* [Job]: In the entries below, find the lines with the word "统一社会信用代码" and copy them.
--- Start Extracted material ---
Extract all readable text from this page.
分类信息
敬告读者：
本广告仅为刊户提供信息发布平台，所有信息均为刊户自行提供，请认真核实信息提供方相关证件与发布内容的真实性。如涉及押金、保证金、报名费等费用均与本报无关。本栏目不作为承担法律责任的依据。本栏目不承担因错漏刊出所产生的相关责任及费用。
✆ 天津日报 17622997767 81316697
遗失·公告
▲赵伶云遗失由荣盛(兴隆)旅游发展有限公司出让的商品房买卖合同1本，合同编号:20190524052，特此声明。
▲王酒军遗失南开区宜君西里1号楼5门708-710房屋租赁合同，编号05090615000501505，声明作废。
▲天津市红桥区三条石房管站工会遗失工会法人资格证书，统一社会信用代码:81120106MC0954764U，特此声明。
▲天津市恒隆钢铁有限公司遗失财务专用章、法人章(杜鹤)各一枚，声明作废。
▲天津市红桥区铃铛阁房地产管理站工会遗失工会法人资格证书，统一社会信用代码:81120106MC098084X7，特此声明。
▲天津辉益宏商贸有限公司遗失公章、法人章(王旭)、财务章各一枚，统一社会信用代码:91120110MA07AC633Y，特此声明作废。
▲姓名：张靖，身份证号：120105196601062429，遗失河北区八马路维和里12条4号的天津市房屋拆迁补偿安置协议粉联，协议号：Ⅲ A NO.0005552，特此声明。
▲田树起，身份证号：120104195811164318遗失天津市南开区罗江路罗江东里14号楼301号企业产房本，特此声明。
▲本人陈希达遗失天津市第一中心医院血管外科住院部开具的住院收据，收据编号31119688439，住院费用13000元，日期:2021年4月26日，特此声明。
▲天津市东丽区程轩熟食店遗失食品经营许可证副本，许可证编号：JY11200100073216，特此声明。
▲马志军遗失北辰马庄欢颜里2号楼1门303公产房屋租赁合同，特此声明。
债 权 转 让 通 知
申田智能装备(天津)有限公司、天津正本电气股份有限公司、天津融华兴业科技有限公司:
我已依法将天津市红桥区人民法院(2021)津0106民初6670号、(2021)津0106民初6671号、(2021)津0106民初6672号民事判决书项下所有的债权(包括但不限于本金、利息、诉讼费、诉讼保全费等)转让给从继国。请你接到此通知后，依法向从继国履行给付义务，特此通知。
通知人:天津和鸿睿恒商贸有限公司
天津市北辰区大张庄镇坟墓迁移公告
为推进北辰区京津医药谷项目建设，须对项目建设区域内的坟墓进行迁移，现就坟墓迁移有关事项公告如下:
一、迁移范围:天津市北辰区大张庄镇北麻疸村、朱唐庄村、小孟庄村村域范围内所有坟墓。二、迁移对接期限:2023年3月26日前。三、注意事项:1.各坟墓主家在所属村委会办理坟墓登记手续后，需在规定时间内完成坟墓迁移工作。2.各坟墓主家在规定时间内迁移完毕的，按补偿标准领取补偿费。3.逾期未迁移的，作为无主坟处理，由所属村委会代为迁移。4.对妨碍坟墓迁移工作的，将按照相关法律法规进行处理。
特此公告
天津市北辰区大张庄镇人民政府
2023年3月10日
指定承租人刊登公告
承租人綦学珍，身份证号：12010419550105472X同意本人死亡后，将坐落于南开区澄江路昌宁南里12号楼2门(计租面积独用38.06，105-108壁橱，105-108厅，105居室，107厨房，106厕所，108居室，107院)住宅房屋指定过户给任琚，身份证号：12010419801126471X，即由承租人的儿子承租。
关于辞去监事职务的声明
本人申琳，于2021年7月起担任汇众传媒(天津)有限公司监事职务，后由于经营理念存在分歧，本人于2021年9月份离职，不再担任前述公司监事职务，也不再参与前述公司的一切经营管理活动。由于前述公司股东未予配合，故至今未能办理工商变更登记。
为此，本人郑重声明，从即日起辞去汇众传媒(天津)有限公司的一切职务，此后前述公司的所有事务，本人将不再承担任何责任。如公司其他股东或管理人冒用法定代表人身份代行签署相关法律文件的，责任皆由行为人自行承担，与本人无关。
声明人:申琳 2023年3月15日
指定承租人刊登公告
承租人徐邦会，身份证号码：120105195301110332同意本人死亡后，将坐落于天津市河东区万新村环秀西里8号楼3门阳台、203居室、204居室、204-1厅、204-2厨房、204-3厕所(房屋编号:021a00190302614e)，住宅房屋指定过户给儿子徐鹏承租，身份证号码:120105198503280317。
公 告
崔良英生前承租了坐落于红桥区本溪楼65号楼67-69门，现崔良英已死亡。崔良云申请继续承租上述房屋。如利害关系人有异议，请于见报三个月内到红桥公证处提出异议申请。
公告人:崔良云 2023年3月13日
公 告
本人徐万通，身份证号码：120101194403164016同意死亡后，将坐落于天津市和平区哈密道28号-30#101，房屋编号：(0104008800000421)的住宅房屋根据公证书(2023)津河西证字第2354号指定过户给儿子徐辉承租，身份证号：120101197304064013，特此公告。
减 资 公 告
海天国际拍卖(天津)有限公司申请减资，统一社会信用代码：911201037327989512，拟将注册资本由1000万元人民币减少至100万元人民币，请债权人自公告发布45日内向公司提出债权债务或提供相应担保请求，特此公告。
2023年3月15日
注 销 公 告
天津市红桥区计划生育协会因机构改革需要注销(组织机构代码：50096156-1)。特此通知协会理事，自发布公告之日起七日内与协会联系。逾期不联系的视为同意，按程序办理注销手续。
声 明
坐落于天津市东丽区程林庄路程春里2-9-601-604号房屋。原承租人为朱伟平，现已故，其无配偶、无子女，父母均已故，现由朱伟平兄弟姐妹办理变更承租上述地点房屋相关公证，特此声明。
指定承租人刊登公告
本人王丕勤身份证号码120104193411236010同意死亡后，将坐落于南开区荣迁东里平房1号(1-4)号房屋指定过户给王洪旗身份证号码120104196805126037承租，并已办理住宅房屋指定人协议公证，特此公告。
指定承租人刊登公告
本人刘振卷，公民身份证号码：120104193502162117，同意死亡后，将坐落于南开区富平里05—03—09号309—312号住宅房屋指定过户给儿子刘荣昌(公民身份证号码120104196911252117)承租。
--- End Extracted material ---
* [The response]:
▲天津市红桥区三条石房管站工会遗失工会法人资格证书，统一社会信用代码:81120106MC0954764U，特此声明。
▲天津市红桥区铃铛阁房地产管理站工会遗失工会法人资格证书，统一社会信用代码:81120106MC098084X7，特此声明。
▲天津辉益宏商贸有限公司遗失公章、法人章(王旭)、财务章各一枚，统一社会信用代码:91120110MA07AC633Y，特此声明作废。
海天国际拍卖(天津)有限公司申请减资，统一社会信用代码：911201037327989512，拟将注册资本由1000万元人民币减少至100万元人民币，请债权人自公告发布45日内向公司提出债权债务或提供相应担保请求，特此公告。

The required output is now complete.